**Exercise brief**
Looking through the listing, how many of its lines hold the word "this"? Answer with only the number.
- - -
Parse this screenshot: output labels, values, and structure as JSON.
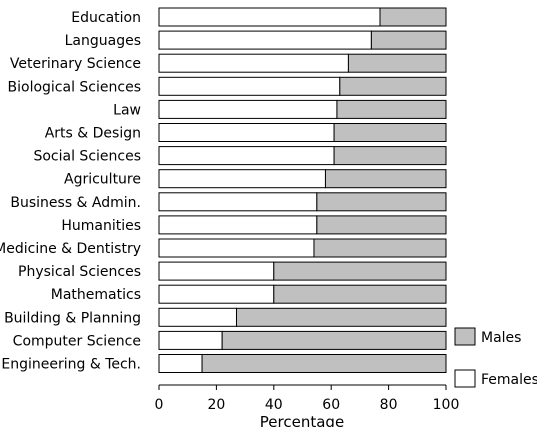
{
  "chart_data": {
    "type": "bar",
    "stacked": true,
    "orientation": "horizontal",
    "title": "",
    "xlabel": "Percentage",
    "ylabel": "",
    "xlim": [
      0,
      100
    ],
    "xticks": [
      0,
      20,
      40,
      60,
      80,
      100
    ],
    "legend_position": "right",
    "categories": [
      "Education",
      "Languages",
      "Veterinary Science",
      "Biological Sciences",
      "Law",
      "Arts & Design",
      "Social Sciences",
      "Agriculture",
      "Business & Admin.",
      "Humanities",
      "Medicine & Dentistry",
      "Physical Sciences",
      "Mathematics",
      "Building & Planning",
      "Computer Science",
      "Engineering & Tech."
    ],
    "series": [
      {
        "name": "Females",
        "color": "#ffffff",
        "values": [
          77,
          74,
          66,
          63,
          62,
          61,
          61,
          58,
          55,
          55,
          54,
          40,
          40,
          27,
          22,
          15
        ]
      },
      {
        "name": "Males",
        "color": "#c0c0c0",
        "values": [
          23,
          26,
          34,
          37,
          38,
          39,
          39,
          42,
          45,
          45,
          46,
          60,
          60,
          73,
          78,
          85
        ]
      }
    ]
  }
}
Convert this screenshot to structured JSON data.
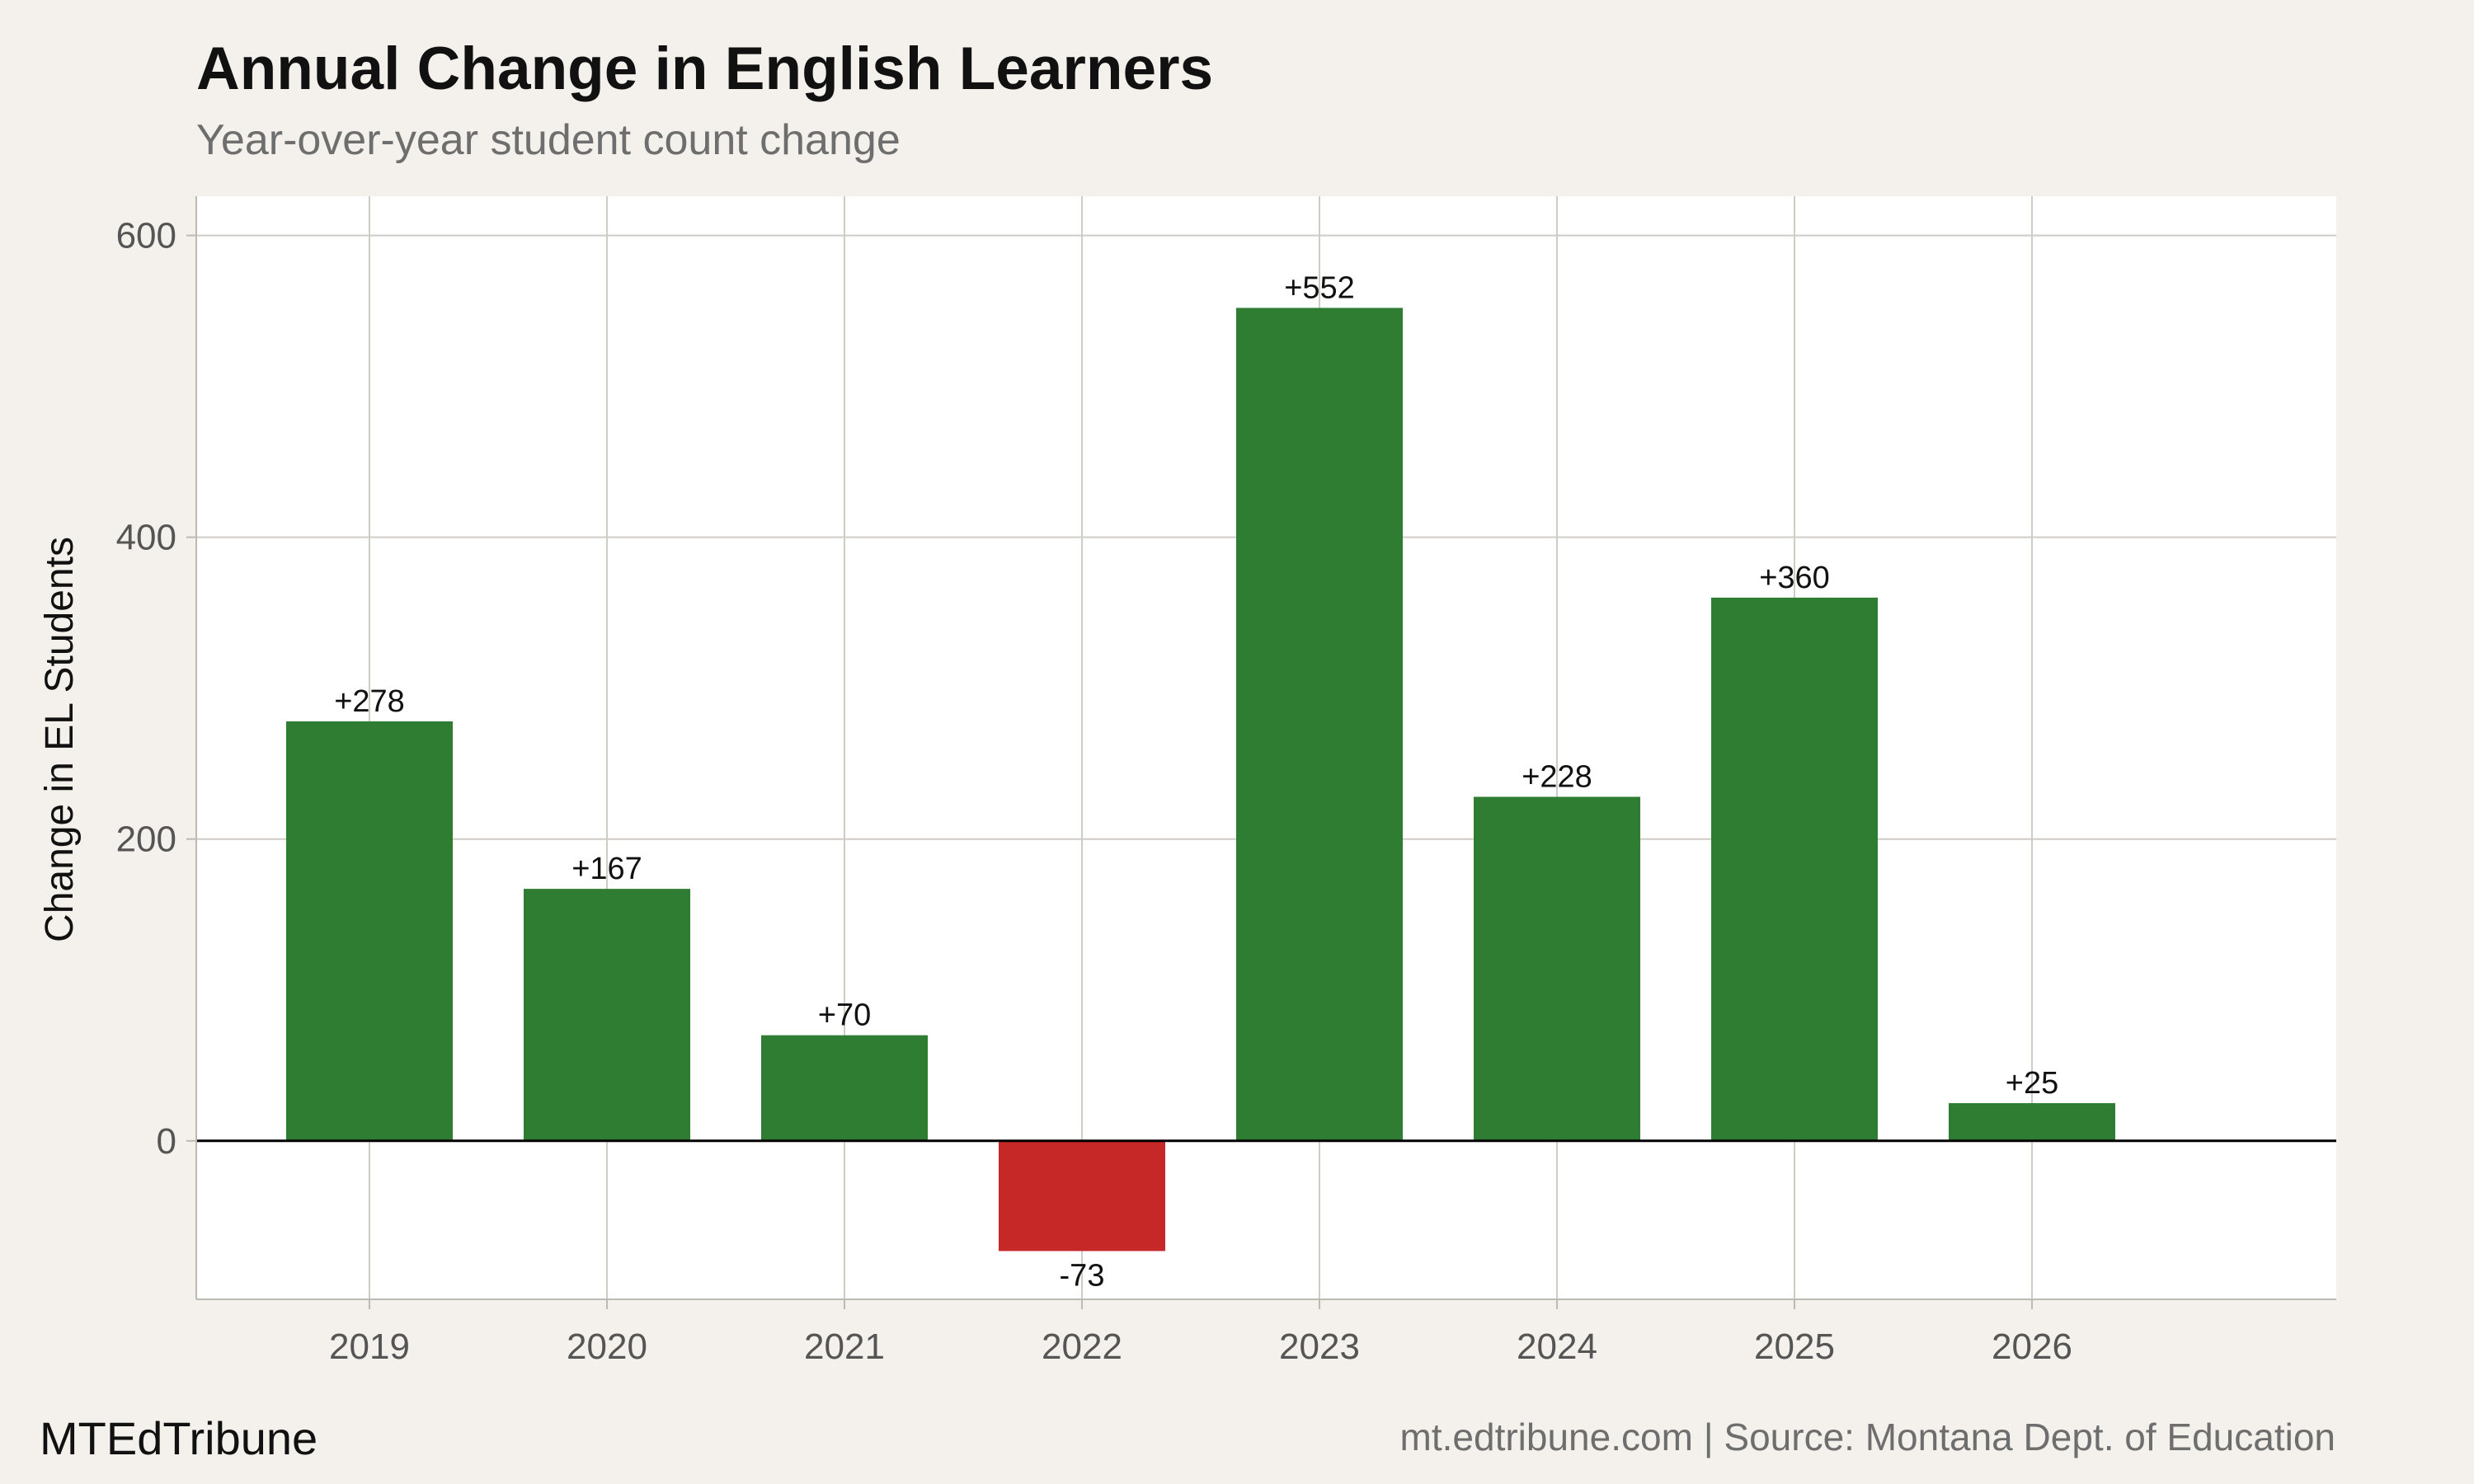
{
  "title": "Annual Change in English Learners",
  "subtitle": "Year-over-year student count change",
  "footer": {
    "brand": "MTEdTribune",
    "source": "mt.edtribune.com | Source: Montana Dept. of Education"
  },
  "colors": {
    "positive": "#2e7d32",
    "negative": "#c62828",
    "background": "#f4f1ec",
    "panel": "#ffffff",
    "grid": "#cfccc6",
    "zero_line": "#000000"
  },
  "chart_data": {
    "type": "bar",
    "categories": [
      "2019",
      "2020",
      "2021",
      "2022",
      "2023",
      "2024",
      "2025",
      "2026"
    ],
    "values": [
      278,
      167,
      70,
      -73,
      552,
      228,
      360,
      25
    ],
    "labels": [
      "+278",
      "+167",
      "+70",
      "-73",
      "+552",
      "+228",
      "+360",
      "+25"
    ],
    "xlabel": "",
    "ylabel": "Change in EL Students",
    "yticks": [
      0,
      200,
      400,
      600
    ],
    "ylim": [
      -105,
      626
    ],
    "grid": true,
    "legend": "none"
  }
}
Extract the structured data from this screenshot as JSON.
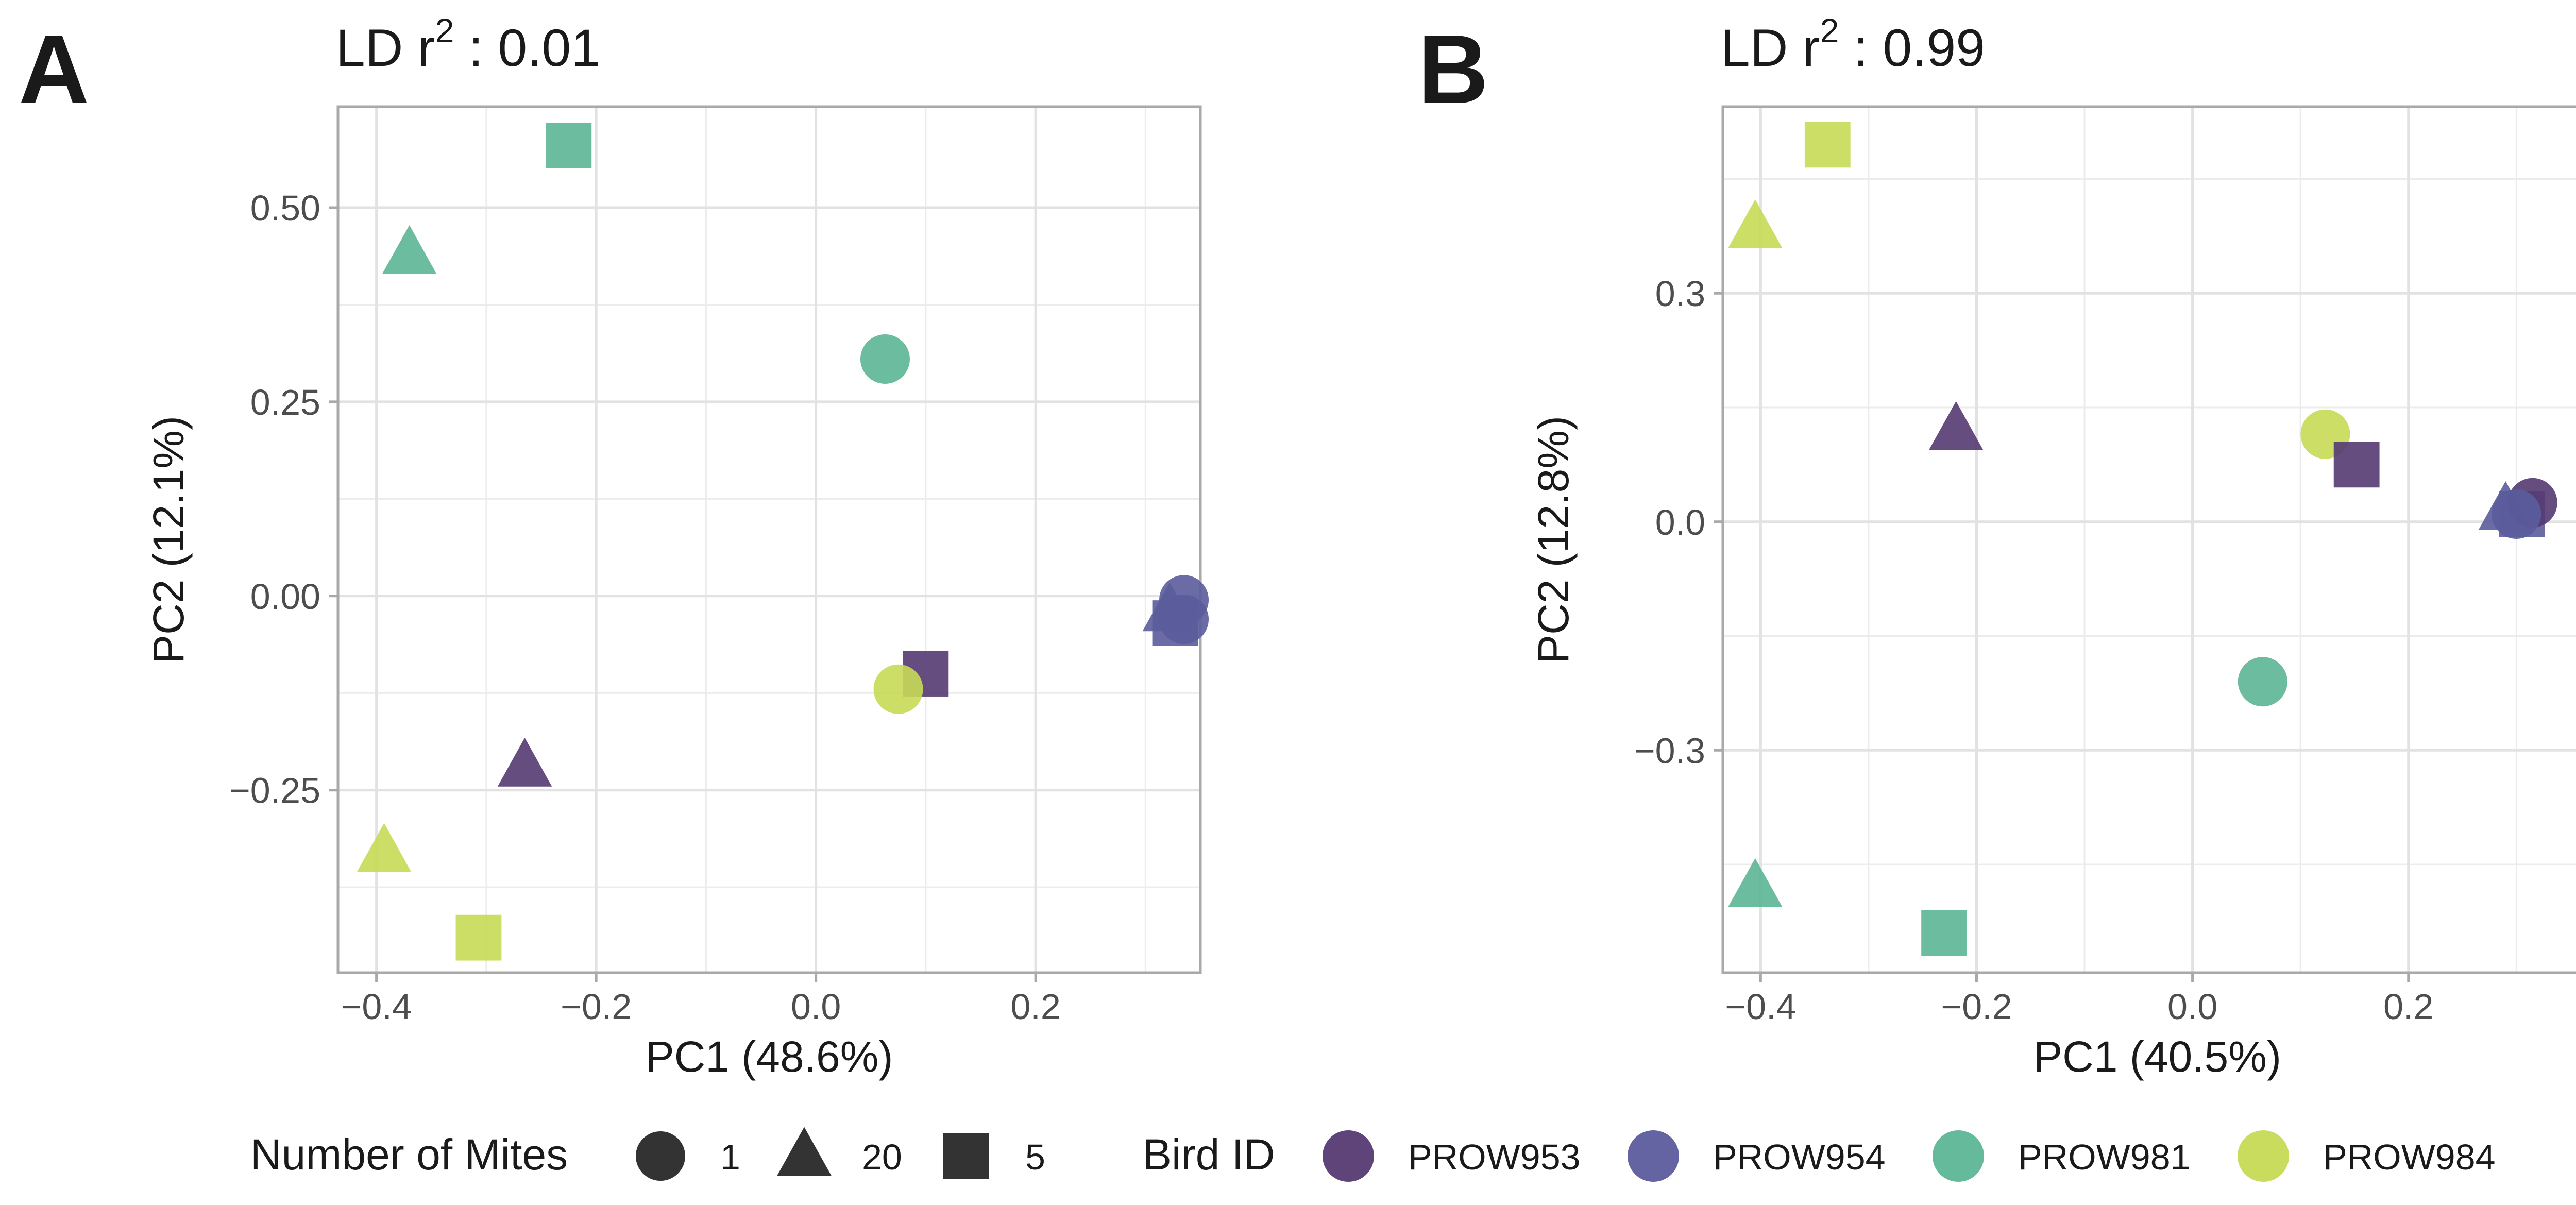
{
  "colors": {
    "PROW953": "#553a72",
    "PROW954": "#5b5c9c",
    "PROW981": "#5cb695",
    "PROW984": "#c6da55",
    "grid": "#e2e2e2",
    "panel_border": "#a9a9a9",
    "text": "#333333",
    "tick_text": "#4d4d4d"
  },
  "chart_data": [
    {
      "panel_label": "A",
      "type": "scatter",
      "title_prefix": "LD r",
      "title_superscript": "2",
      "title_suffix": " : 0.01",
      "xlabel": "PC1 (48.6%)",
      "ylabel": "PC2 (12.1%)",
      "xlim": [
        -0.435,
        0.35
      ],
      "ylim": [
        -0.485,
        0.63
      ],
      "x_ticks": [
        -0.4,
        -0.2,
        0.0,
        0.2
      ],
      "x_tick_labels": [
        "−0.4",
        "−0.2",
        "0.0",
        "0.2"
      ],
      "y_ticks": [
        -0.25,
        0.0,
        0.25,
        0.5
      ],
      "y_tick_labels": [
        "−0.25",
        "0.00",
        "0.25",
        "0.50"
      ],
      "x_minor": [
        -0.3,
        -0.1,
        0.1,
        0.3
      ],
      "y_minor": [
        -0.375,
        -0.125,
        0.125,
        0.375
      ],
      "points": [
        {
          "bird": "PROW981",
          "mites": "5",
          "x": -0.225,
          "y": 0.58
        },
        {
          "bird": "PROW981",
          "mites": "20",
          "x": -0.37,
          "y": 0.44
        },
        {
          "bird": "PROW981",
          "mites": "1",
          "x": 0.063,
          "y": 0.305
        },
        {
          "bird": "PROW954",
          "mites": "20",
          "x": 0.322,
          "y": -0.02
        },
        {
          "bird": "PROW954",
          "mites": "5",
          "x": 0.327,
          "y": -0.035
        },
        {
          "bird": "PROW954",
          "mites": "1",
          "x": 0.335,
          "y": -0.005
        },
        {
          "bird": "PROW954",
          "mites": "1",
          "x": 0.335,
          "y": -0.03
        },
        {
          "bird": "PROW953",
          "mites": "5",
          "x": 0.1,
          "y": -0.1
        },
        {
          "bird": "PROW984",
          "mites": "1",
          "x": 0.075,
          "y": -0.12
        },
        {
          "bird": "PROW953",
          "mites": "20",
          "x": -0.265,
          "y": -0.22
        },
        {
          "bird": "PROW984",
          "mites": "20",
          "x": -0.393,
          "y": -0.33
        },
        {
          "bird": "PROW984",
          "mites": "5",
          "x": -0.307,
          "y": -0.44
        }
      ]
    },
    {
      "panel_label": "B",
      "type": "scatter",
      "title_prefix": "LD r",
      "title_superscript": "2",
      "title_suffix": " : 0.99",
      "xlabel": "PC1 (40.5%)",
      "ylabel": "PC2 (12.8%)",
      "xlim": [
        -0.435,
        0.37
      ],
      "ylim": [
        -0.592,
        0.545
      ],
      "x_ticks": [
        -0.4,
        -0.2,
        0.0,
        0.2
      ],
      "x_tick_labels": [
        "−0.4",
        "−0.2",
        "0.0",
        "0.2"
      ],
      "y_ticks": [
        -0.3,
        0.0,
        0.3
      ],
      "y_tick_labels": [
        "−0.3",
        "0.0",
        "0.3"
      ],
      "x_minor": [
        -0.3,
        -0.1,
        0.1,
        0.3
      ],
      "y_minor": [
        -0.45,
        -0.15,
        0.15,
        0.45
      ],
      "points": [
        {
          "bird": "PROW984",
          "mites": "5",
          "x": -0.338,
          "y": 0.495
        },
        {
          "bird": "PROW984",
          "mites": "20",
          "x": -0.405,
          "y": 0.385
        },
        {
          "bird": "PROW953",
          "mites": "20",
          "x": -0.219,
          "y": 0.12
        },
        {
          "bird": "PROW984",
          "mites": "1",
          "x": 0.123,
          "y": 0.115
        },
        {
          "bird": "PROW953",
          "mites": "5",
          "x": 0.152,
          "y": 0.075
        },
        {
          "bird": "PROW954",
          "mites": "20",
          "x": 0.29,
          "y": 0.015
        },
        {
          "bird": "PROW954",
          "mites": "5",
          "x": 0.305,
          "y": 0.01
        },
        {
          "bird": "PROW953",
          "mites": "1",
          "x": 0.315,
          "y": 0.025
        },
        {
          "bird": "PROW954",
          "mites": "1",
          "x": 0.3,
          "y": 0.01
        },
        {
          "bird": "PROW981",
          "mites": "1",
          "x": 0.065,
          "y": -0.21
        },
        {
          "bird": "PROW981",
          "mites": "20",
          "x": -0.405,
          "y": -0.48
        },
        {
          "bird": "PROW981",
          "mites": "5",
          "x": -0.23,
          "y": -0.54
        }
      ]
    }
  ],
  "legend": {
    "mites_title": "Number of Mites",
    "mites_items": [
      {
        "shape": "1",
        "label": "1"
      },
      {
        "shape": "20",
        "label": "20"
      },
      {
        "shape": "5",
        "label": "5"
      }
    ],
    "bird_title": "Bird ID",
    "bird_items": [
      {
        "bird": "PROW953",
        "label": "PROW953"
      },
      {
        "bird": "PROW954",
        "label": "PROW954"
      },
      {
        "bird": "PROW981",
        "label": "PROW981"
      },
      {
        "bird": "PROW984",
        "label": "PROW984"
      }
    ]
  }
}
- - -
**The reply**
3